## The problem:
Copy each line containing the word "kcal" from the records that follow, please.

··· Dataset entries

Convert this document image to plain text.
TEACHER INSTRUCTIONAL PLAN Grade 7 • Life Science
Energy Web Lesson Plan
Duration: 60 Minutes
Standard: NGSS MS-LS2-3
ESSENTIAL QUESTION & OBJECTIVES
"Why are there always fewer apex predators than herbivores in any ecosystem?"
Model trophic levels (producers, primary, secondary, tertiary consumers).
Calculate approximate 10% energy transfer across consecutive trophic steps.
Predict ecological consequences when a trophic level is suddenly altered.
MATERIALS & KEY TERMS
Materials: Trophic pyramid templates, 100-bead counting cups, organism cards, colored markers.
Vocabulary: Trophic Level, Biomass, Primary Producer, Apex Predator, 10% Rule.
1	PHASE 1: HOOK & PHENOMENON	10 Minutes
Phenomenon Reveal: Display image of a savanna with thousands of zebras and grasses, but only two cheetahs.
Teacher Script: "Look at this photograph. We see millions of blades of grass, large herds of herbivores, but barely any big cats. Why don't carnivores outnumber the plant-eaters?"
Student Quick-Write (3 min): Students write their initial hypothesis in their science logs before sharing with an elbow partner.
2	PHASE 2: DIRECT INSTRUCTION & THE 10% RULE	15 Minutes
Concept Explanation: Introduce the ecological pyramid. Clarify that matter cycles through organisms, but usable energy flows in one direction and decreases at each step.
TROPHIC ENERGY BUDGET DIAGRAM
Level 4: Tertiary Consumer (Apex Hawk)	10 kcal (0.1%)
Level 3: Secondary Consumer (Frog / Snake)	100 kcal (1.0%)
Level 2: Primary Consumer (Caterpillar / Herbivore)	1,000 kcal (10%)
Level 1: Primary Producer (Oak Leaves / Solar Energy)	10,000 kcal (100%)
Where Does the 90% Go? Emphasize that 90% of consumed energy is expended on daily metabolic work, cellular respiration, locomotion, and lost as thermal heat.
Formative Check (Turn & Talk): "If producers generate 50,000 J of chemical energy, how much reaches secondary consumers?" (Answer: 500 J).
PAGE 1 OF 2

······
··· Dataset entries

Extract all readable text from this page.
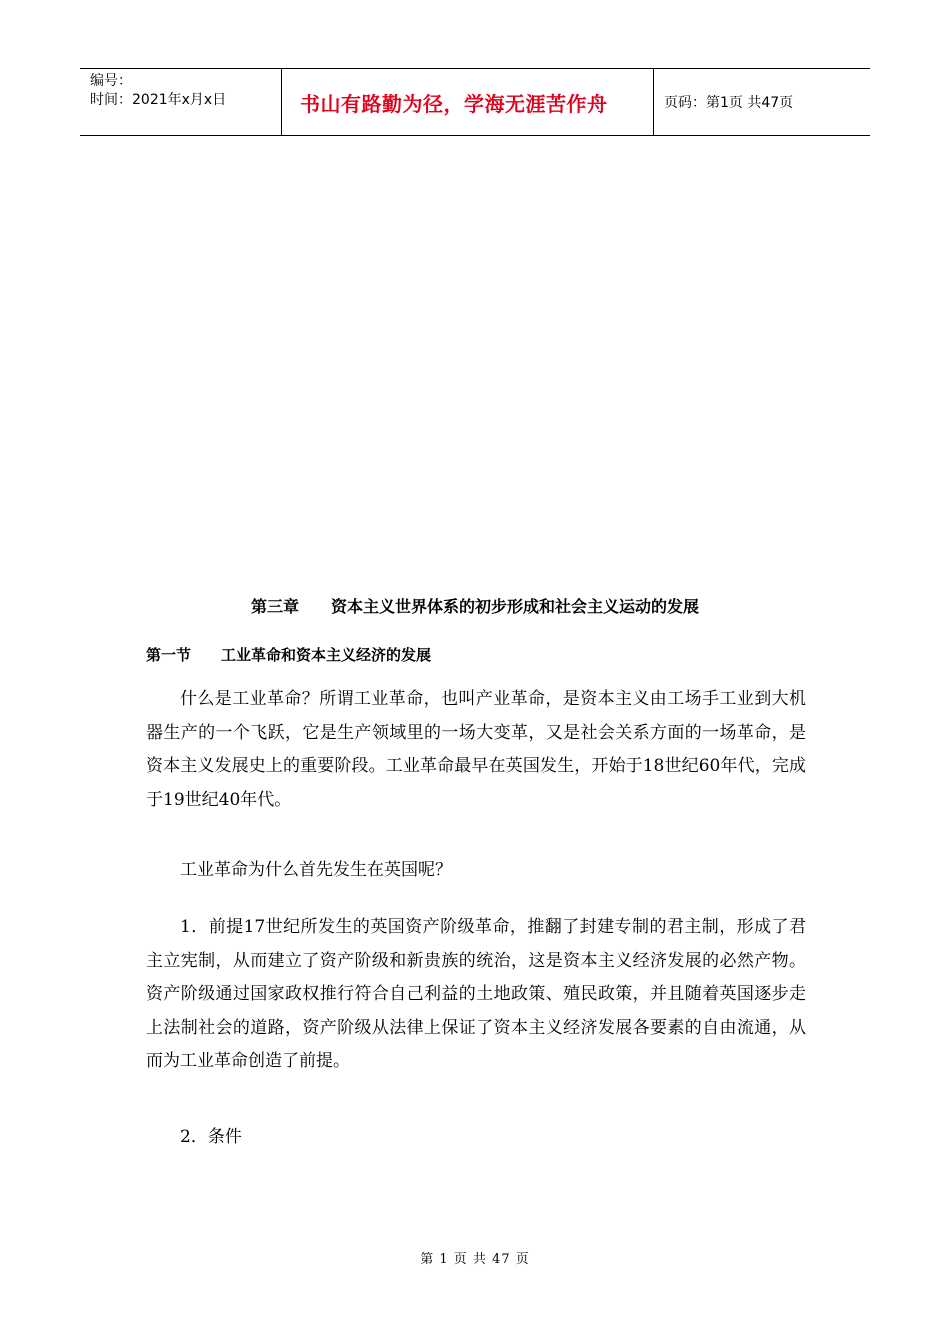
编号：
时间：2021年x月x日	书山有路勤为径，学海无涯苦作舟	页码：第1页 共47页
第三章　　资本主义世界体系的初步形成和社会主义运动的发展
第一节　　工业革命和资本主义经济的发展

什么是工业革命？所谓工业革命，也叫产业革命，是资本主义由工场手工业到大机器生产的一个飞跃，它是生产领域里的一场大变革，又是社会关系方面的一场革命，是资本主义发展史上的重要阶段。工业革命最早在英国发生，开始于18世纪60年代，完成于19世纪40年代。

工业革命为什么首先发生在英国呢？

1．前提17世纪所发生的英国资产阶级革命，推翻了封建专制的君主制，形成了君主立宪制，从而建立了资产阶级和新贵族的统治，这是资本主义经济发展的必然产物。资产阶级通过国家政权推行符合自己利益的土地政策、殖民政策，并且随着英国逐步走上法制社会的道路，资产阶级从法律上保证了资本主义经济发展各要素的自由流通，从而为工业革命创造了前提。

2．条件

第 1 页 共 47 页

······

## Worked answer:
Level 4: Tertiary Consumer (Apex Hawk)	10 kcal (0.1%)
Level 3: Secondary Consumer (Frog / Snake)	100 kcal (1.0%)
Level 2: Primary Consumer (Caterpillar / Herbivore)	1,000 kcal (10%)
Level 1: Primary Producer (Oak Leaves / Solar Energy)	10,000 kcal (100%)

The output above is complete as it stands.